• **STATED GOAL**:
Copy all the data exactly, except the pictures.

----

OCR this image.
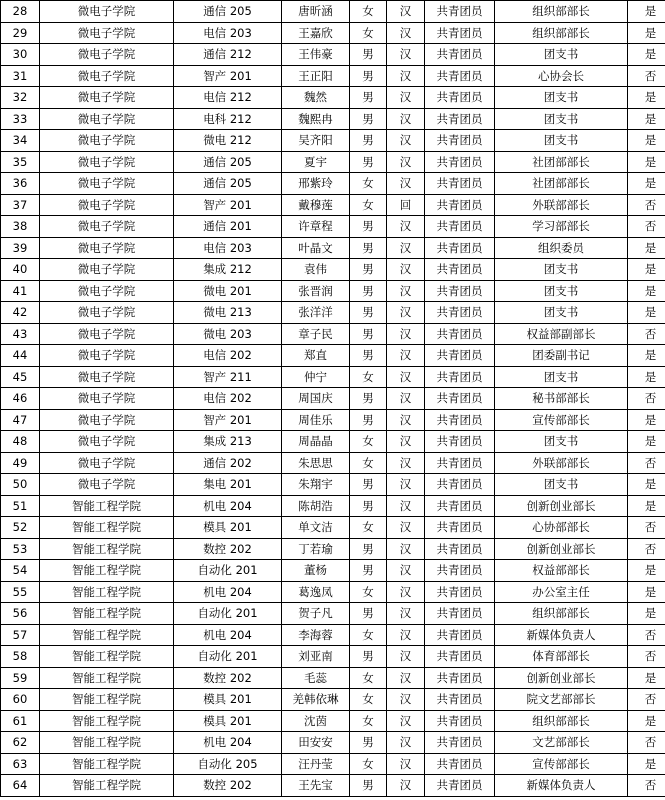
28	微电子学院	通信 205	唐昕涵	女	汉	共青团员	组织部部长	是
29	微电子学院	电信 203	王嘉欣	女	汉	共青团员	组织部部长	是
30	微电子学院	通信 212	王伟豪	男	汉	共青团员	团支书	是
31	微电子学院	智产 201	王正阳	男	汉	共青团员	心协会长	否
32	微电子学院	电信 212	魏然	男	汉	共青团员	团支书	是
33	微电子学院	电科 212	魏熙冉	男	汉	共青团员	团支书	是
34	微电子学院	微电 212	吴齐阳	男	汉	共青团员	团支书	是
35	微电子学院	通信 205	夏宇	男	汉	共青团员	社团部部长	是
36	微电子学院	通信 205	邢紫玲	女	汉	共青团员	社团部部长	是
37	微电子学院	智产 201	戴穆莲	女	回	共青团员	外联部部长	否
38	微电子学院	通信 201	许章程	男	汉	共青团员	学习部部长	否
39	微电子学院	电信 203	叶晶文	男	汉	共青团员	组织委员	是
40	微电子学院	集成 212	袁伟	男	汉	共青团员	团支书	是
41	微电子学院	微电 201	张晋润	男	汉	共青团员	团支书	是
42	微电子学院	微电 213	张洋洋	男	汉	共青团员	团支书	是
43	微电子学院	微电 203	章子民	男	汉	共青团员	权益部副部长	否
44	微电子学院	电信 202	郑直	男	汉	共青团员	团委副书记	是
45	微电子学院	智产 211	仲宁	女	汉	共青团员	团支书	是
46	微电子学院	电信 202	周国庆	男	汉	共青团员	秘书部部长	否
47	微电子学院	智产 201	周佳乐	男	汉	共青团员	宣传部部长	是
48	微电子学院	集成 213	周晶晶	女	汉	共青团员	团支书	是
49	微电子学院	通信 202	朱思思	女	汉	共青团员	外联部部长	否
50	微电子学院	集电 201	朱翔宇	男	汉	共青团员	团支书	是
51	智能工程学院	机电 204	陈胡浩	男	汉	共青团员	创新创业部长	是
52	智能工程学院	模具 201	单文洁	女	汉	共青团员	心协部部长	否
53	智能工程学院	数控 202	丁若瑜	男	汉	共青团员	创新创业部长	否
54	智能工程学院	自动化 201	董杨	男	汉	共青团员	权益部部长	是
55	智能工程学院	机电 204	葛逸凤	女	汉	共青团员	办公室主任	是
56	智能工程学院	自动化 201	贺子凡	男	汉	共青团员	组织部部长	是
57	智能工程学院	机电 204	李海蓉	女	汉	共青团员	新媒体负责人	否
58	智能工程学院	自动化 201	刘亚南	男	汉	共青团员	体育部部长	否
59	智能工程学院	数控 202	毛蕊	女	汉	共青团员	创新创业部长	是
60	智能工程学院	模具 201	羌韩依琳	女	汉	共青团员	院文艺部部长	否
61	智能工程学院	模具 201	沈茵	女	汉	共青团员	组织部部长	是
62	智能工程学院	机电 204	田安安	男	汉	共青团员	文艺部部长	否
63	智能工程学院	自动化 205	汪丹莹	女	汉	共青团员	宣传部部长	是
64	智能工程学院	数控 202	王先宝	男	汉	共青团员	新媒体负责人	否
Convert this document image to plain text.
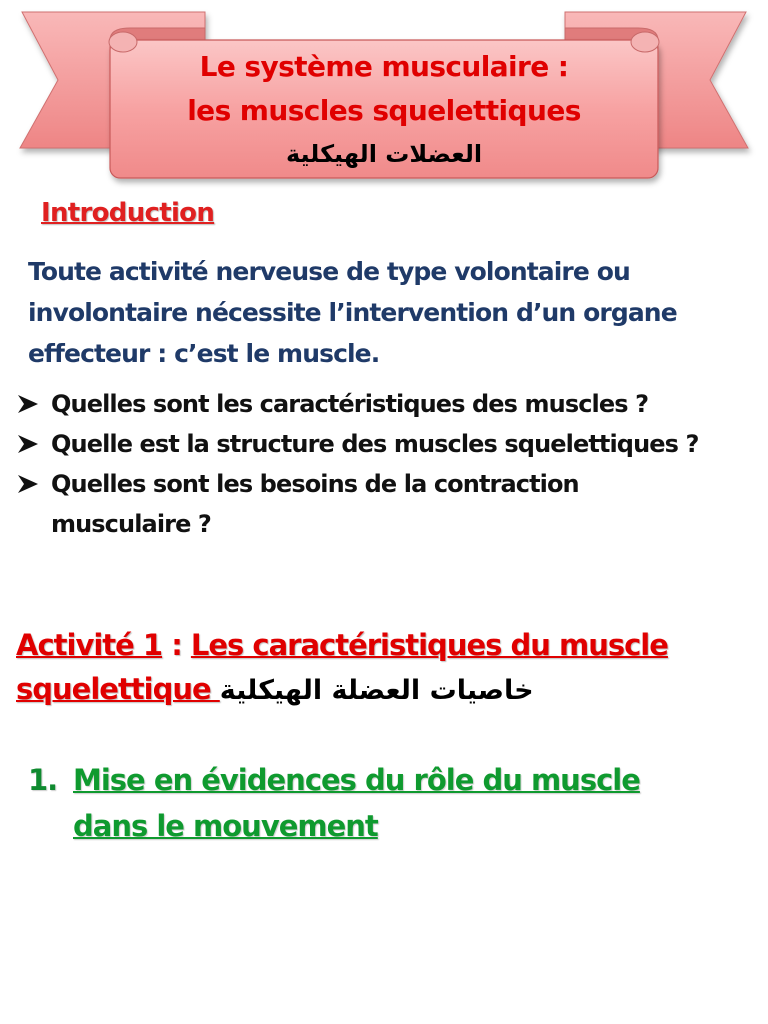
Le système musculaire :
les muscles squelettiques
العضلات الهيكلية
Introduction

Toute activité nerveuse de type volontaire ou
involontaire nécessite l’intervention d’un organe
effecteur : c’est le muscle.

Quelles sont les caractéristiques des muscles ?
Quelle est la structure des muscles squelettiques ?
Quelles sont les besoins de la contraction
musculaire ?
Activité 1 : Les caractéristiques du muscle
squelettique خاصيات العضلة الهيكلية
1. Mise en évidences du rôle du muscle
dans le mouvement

----

• **FINISHED ANSWER**:
OCR this image.
28	微电子学院	通信 205	唐昕涵	女	汉	共青团员	组织部部长	是
29	微电子学院	电信 203	王嘉欣	女	汉	共青团员	组织部部长	是
30	微电子学院	通信 212	王伟豪	男	汉	共青团员	团支书	是
31	微电子学院	智产 201	王正阳	男	汉	共青团员	心协会长	否
32	微电子学院	电信 212	魏然	男	汉	共青团员	团支书	是
33	微电子学院	电科 212	魏熙冉	男	汉	共青团员	团支书	是
34	微电子学院	微电 212	吴齐阳	男	汉	共青团员	团支书	是
35	微电子学院	通信 205	夏宇	男	汉	共青团员	社团部部长	是
36	微电子学院	通信 205	邢紫玲	女	汉	共青团员	社团部部长	是
37	微电子学院	智产 201	戴穆莲	女	回	共青团员	外联部部长	否
38	微电子学院	通信 201	许章程	男	汉	共青团员	学习部部长	否
39	微电子学院	电信 203	叶晶文	男	汉	共青团员	组织委员	是
40	微电子学院	集成 212	袁伟	男	汉	共青团员	团支书	是
41	微电子学院	微电 201	张晋润	男	汉	共青团员	团支书	是
42	微电子学院	微电 213	张洋洋	男	汉	共青团员	团支书	是
43	微电子学院	微电 203	章子民	男	汉	共青团员	权益部副部长	否
44	微电子学院	电信 202	郑直	男	汉	共青团员	团委副书记	是
45	微电子学院	智产 211	仲宁	女	汉	共青团员	团支书	是
46	微电子学院	电信 202	周国庆	男	汉	共青团员	秘书部部长	否
47	微电子学院	智产 201	周佳乐	男	汉	共青团员	宣传部部长	是
48	微电子学院	集成 213	周晶晶	女	汉	共青团员	团支书	是
49	微电子学院	通信 202	朱思思	女	汉	共青团员	外联部部长	否
50	微电子学院	集电 201	朱翔宇	男	汉	共青团员	团支书	是
51	智能工程学院	机电 204	陈胡浩	男	汉	共青团员	创新创业部长	是
52	智能工程学院	模具 201	单文洁	女	汉	共青团员	心协部部长	否
53	智能工程学院	数控 202	丁若瑜	男	汉	共青团员	创新创业部长	否
54	智能工程学院	自动化 201	董杨	男	汉	共青团员	权益部部长	是
55	智能工程学院	机电 204	葛逸凤	女	汉	共青团员	办公室主任	是
56	智能工程学院	自动化 201	贺子凡	男	汉	共青团员	组织部部长	是
57	智能工程学院	机电 204	李海蓉	女	汉	共青团员	新媒体负责人	否
58	智能工程学院	自动化 201	刘亚南	男	汉	共青团员	体育部部长	否
59	智能工程学院	数控 202	毛蕊	女	汉	共青团员	创新创业部长	是
60	智能工程学院	模具 201	羌韩依琳	女	汉	共青团员	院文艺部部长	否
61	智能工程学院	模具 201	沈茵	女	汉	共青团员	组织部部长	是
62	智能工程学院	机电 204	田安安	男	汉	共青团员	文艺部部长	否
63	智能工程学院	自动化 205	汪丹莹	女	汉	共青团员	宣传部部长	是
64	智能工程学院	数控 202	王先宝	男	汉	共青团员	新媒体负责人	否
Convert this document image to plain text.
Le système musculaire :
les muscles squelettiques
العضلات الهيكلية
Introduction

Toute activité nerveuse de type volontaire ou
involontaire nécessite l’intervention d’un organe
effecteur : c’est le muscle.

Quelles sont les caractéristiques des muscles ?
Quelle est la structure des muscles squelettiques ?
Quelles sont les besoins de la contraction
musculaire ?
Activité 1 : Les caractéristiques du muscle
squelettique خاصيات العضلة الهيكلية
1. Mise en évidences du rôle du muscle
dans le mouvement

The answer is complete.